*Material for the task*
----
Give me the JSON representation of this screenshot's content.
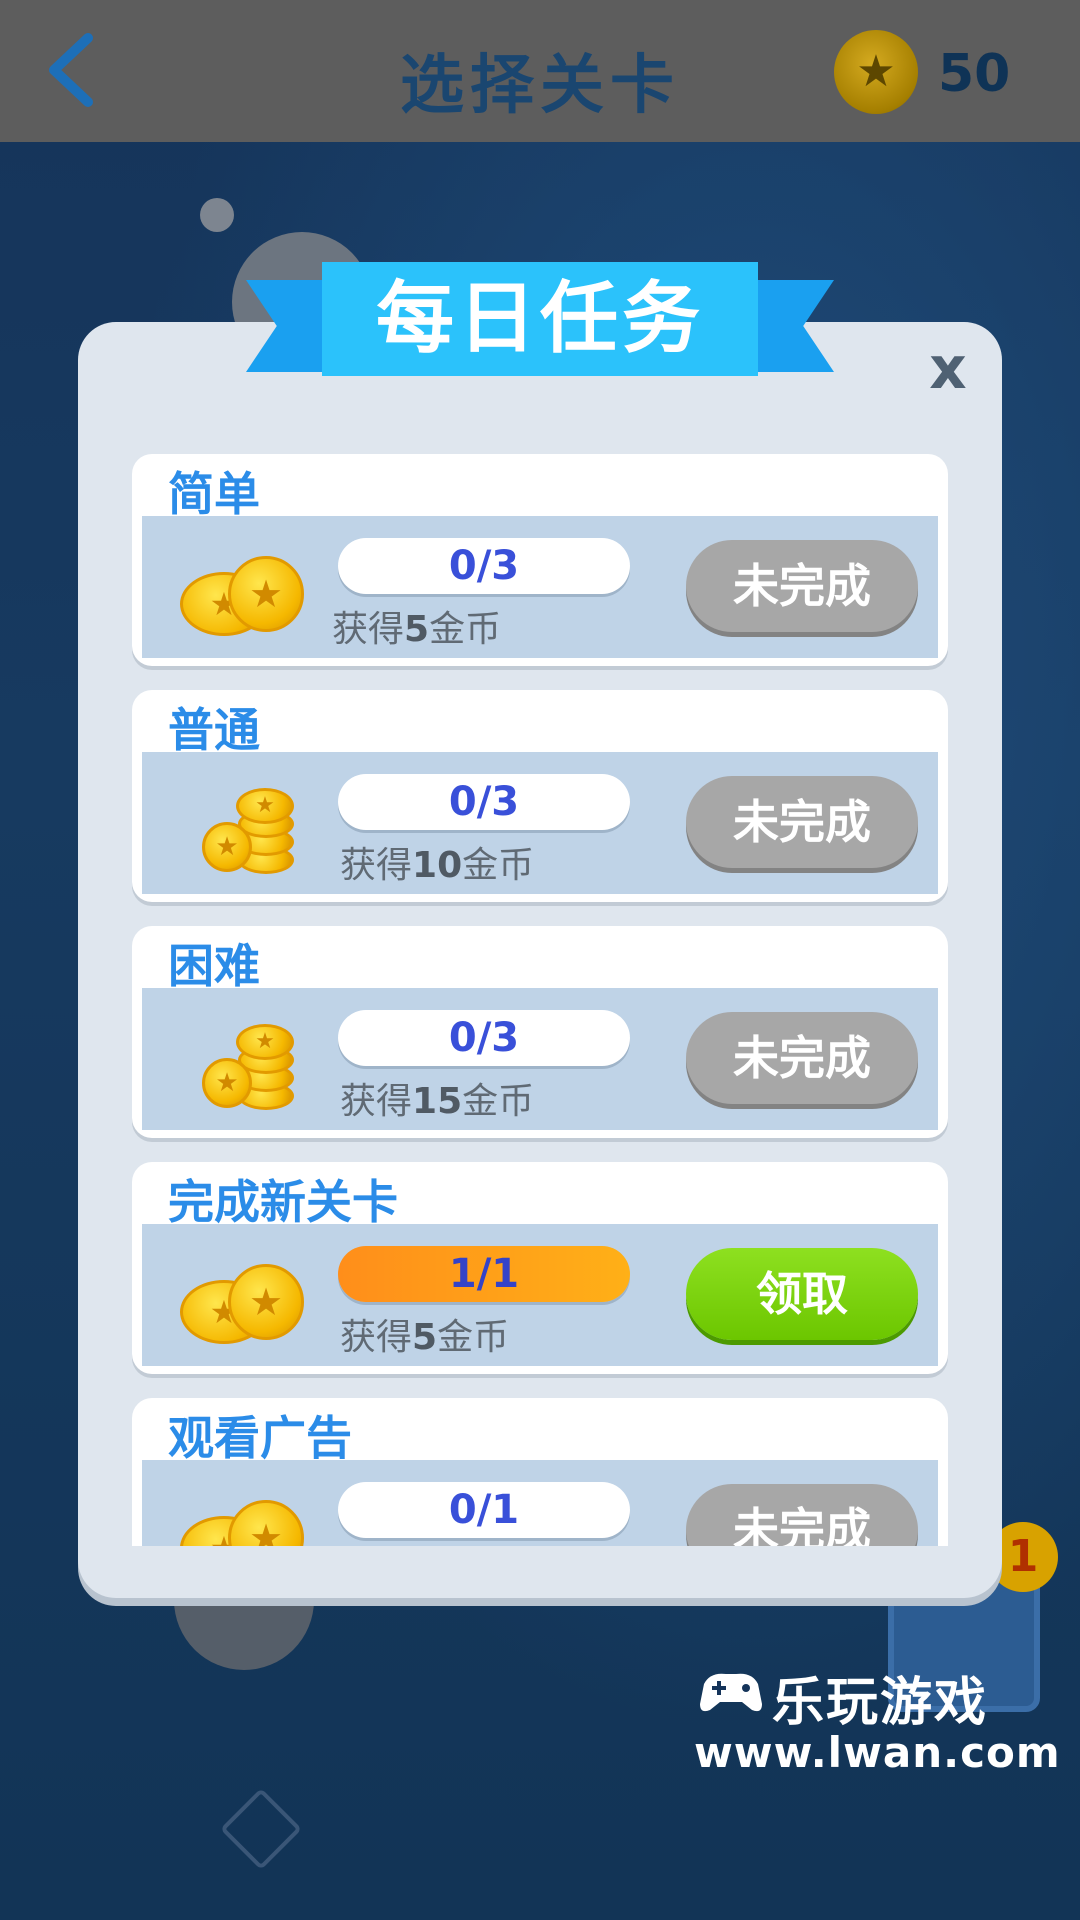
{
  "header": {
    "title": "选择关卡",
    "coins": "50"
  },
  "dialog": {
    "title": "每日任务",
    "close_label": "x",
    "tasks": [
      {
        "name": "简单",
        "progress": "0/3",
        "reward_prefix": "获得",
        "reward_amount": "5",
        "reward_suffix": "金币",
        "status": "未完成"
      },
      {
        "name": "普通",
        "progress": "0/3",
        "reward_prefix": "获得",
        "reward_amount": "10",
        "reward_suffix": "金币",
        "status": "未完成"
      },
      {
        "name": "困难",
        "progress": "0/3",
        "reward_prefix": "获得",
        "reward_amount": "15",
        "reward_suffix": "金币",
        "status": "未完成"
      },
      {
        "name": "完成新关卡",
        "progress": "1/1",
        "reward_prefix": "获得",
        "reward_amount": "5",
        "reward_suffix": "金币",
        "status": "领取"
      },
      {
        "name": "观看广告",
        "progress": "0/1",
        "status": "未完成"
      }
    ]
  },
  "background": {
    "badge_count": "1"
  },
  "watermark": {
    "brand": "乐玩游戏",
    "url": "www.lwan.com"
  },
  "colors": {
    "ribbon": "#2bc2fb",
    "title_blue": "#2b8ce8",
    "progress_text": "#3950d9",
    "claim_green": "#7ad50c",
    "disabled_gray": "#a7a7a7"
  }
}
----
*What is asked*
Your job is to transcribe the entries above exactly; skip the pictures.

*Final result*
Give me the JSON representation of this screenshot's content.
{
  "header": {
    "title": "选择关卡",
    "coins": "50"
  },
  "dialog": {
    "title": "每日任务",
    "close_label": "x",
    "tasks": [
      {
        "name": "简单",
        "progress": "0/3",
        "reward_prefix": "获得",
        "reward_amount": "5",
        "reward_suffix": "金币",
        "status": "未完成"
      },
      {
        "name": "普通",
        "progress": "0/3",
        "reward_prefix": "获得",
        "reward_amount": "10",
        "reward_suffix": "金币",
        "status": "未完成"
      },
      {
        "name": "困难",
        "progress": "0/3",
        "reward_prefix": "获得",
        "reward_amount": "15",
        "reward_suffix": "金币",
        "status": "未完成"
      },
      {
        "name": "完成新关卡",
        "progress": "1/1",
        "reward_prefix": "获得",
        "reward_amount": "5",
        "reward_suffix": "金币",
        "status": "领取"
      },
      {
        "name": "观看广告",
        "progress": "0/1",
        "status": "未完成"
      }
    ]
  },
  "background": {
    "badge_count": "1"
  },
  "watermark": {
    "brand": "乐玩游戏",
    "url": "www.lwan.com"
  },
  "colors": {
    "ribbon": "#2bc2fb",
    "title_blue": "#2b8ce8",
    "progress_text": "#3950d9",
    "claim_green": "#7ad50c",
    "disabled_gray": "#a7a7a7"
  }
}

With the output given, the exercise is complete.